begin The data

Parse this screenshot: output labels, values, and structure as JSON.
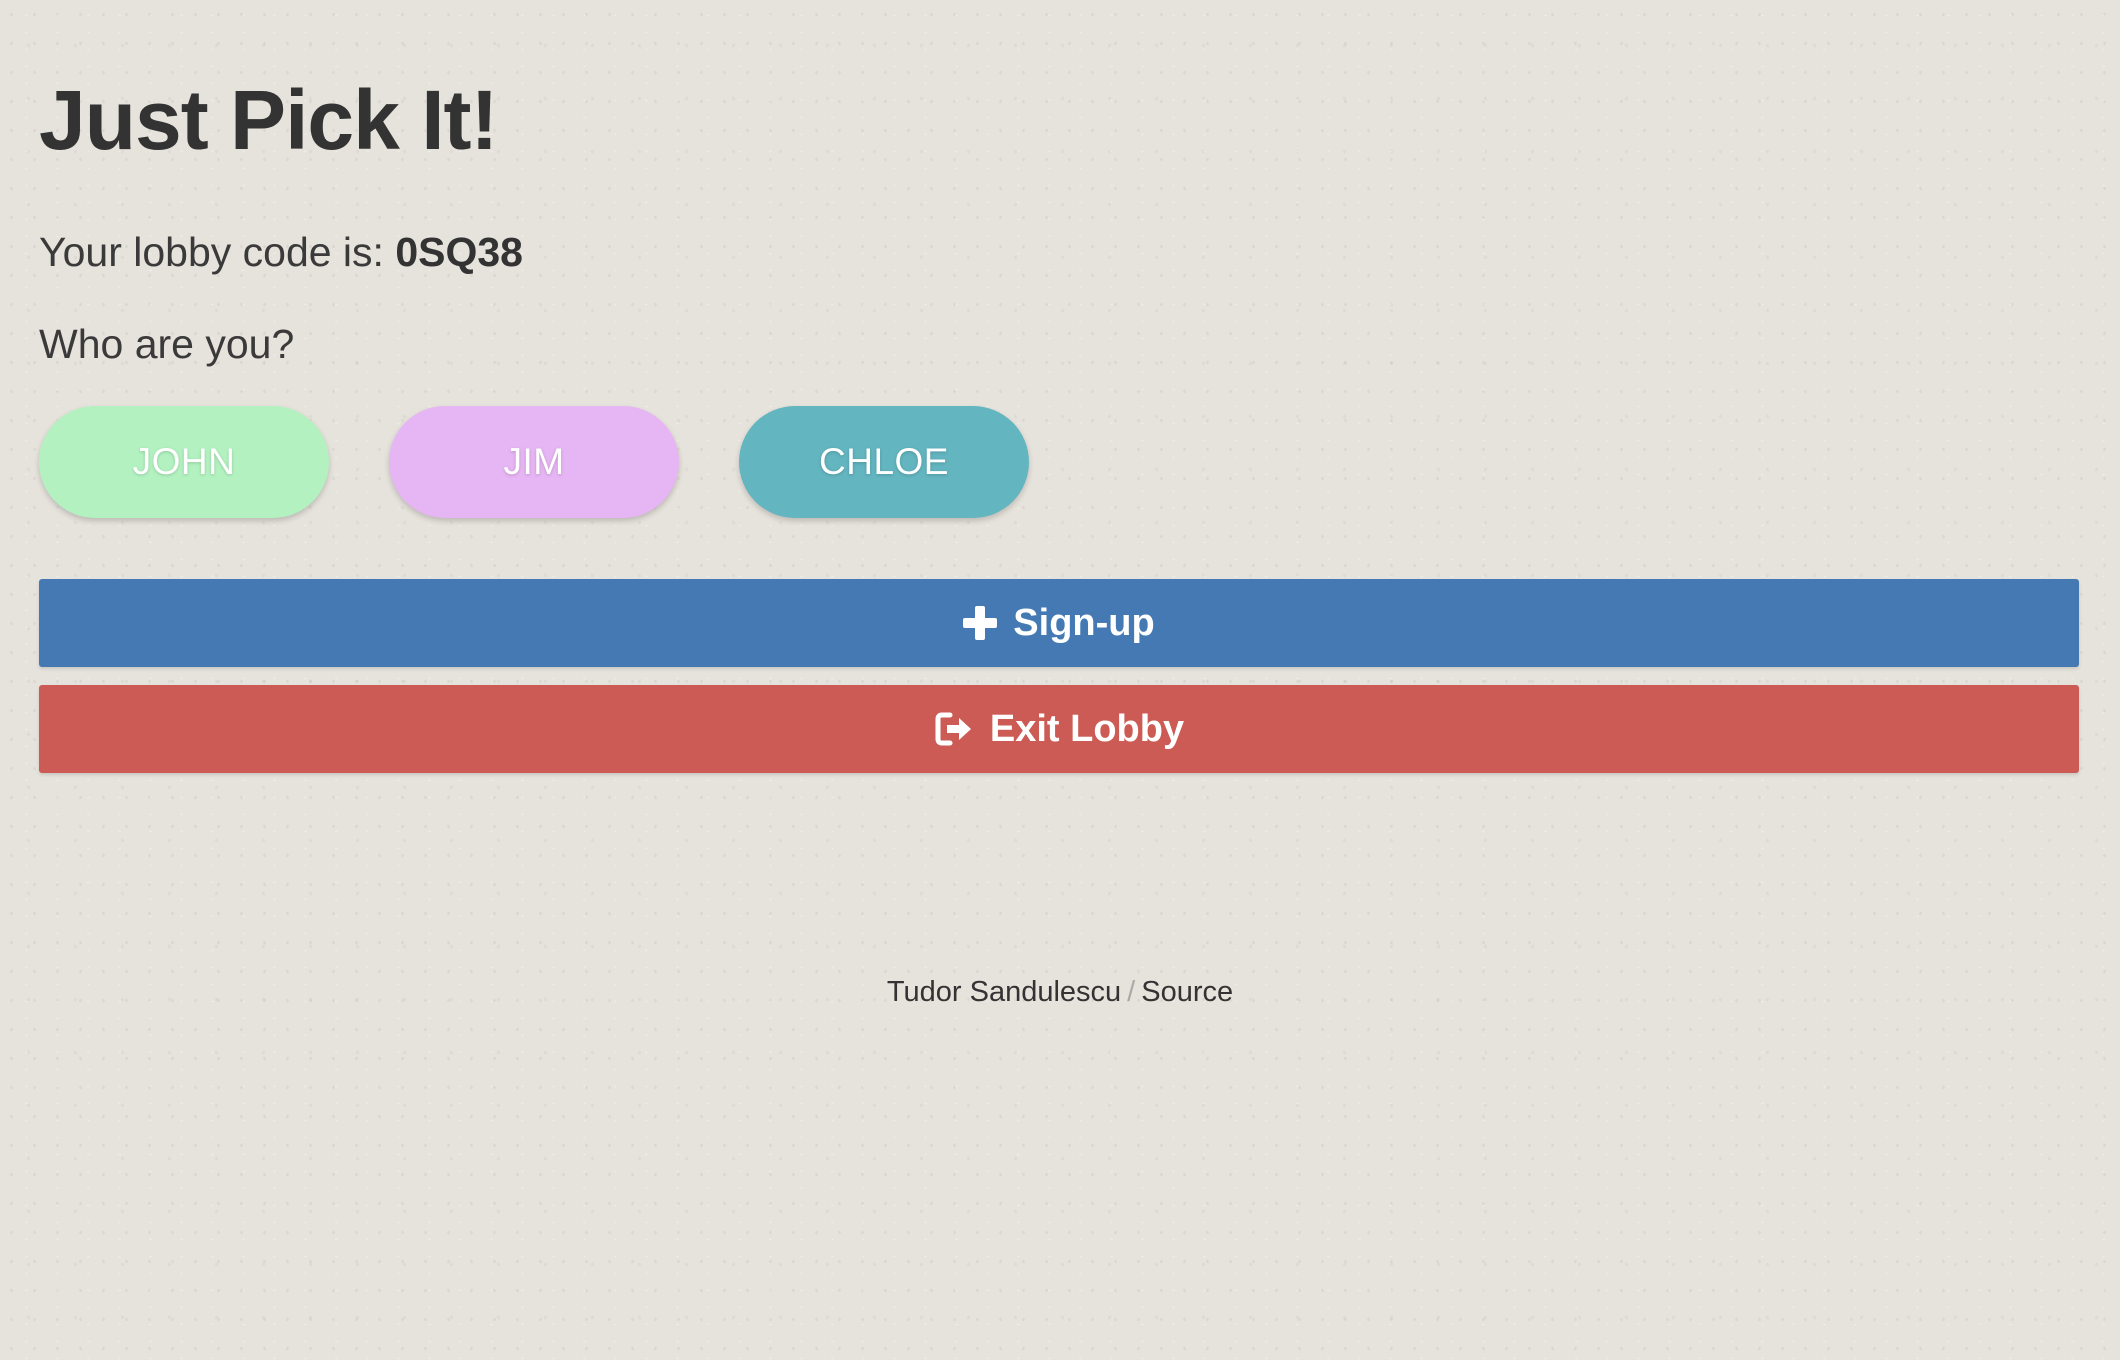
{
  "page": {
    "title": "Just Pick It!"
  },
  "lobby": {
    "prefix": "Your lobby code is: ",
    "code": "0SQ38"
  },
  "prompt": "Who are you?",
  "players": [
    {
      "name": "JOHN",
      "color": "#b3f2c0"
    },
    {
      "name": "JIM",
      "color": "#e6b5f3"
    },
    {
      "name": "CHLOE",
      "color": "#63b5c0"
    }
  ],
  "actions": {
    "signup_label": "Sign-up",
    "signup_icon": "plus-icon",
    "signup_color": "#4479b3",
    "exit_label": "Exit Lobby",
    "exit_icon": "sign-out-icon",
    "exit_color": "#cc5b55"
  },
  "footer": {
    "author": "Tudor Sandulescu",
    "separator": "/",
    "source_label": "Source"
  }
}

end The data

## What needs to be done
From the entries above, pull out each line that includes "code".

## Written response
    "prefix": "Your lobby code is: ",
    "code": "0SQ38"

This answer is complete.